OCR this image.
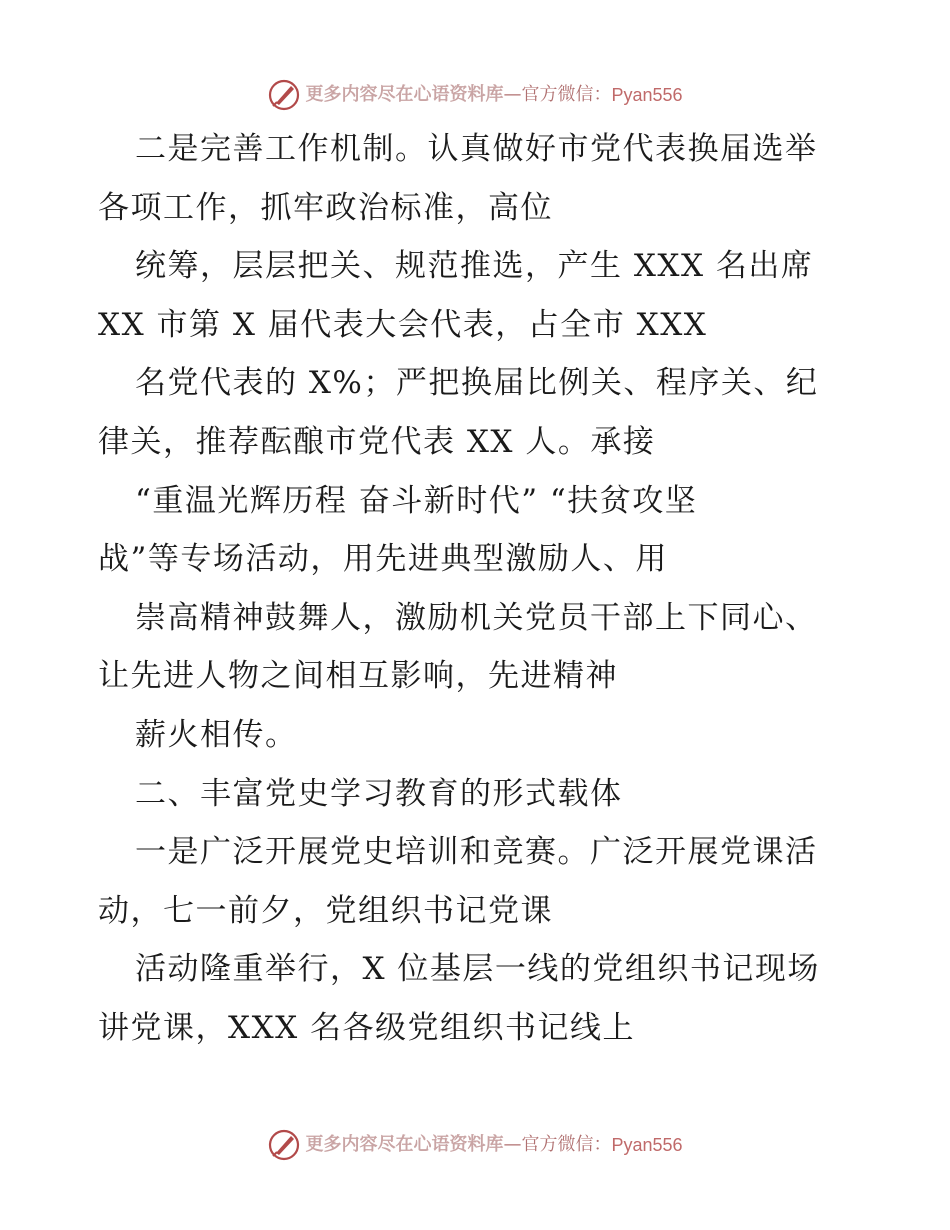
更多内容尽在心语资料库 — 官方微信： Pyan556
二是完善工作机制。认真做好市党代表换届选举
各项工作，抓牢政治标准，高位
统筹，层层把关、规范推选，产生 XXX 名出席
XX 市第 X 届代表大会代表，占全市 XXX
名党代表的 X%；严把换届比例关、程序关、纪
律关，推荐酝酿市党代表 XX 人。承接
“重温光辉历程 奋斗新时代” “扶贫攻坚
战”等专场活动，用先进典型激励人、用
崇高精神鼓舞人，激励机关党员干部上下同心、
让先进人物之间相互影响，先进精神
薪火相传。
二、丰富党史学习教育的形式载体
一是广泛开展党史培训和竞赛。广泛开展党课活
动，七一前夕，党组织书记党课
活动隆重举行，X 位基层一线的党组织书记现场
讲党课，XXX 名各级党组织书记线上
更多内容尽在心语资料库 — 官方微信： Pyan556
--
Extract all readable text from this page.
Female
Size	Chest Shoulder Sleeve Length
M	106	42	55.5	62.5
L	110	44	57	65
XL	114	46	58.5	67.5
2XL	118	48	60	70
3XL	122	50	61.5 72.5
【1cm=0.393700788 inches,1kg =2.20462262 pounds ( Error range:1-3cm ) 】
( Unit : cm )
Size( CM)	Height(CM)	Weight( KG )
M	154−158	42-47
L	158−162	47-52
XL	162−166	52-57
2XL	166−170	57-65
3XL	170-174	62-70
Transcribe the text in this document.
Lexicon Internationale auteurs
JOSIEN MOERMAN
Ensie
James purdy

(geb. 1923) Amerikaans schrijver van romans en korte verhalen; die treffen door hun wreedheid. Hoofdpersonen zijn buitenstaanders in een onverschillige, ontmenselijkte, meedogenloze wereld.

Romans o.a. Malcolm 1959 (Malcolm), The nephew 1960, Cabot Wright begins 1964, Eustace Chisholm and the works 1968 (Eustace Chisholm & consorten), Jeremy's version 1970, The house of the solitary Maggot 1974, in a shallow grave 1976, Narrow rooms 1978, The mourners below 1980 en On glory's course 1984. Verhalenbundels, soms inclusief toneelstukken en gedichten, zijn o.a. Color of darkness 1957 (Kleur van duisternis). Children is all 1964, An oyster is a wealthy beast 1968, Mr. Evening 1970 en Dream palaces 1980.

EXERCISE GOAL — Go through the listing above and return every line where the word "text" occurs.

EXERCISE SOLUTION —
Extract all readable text from this page.
Transcribe the text in this document.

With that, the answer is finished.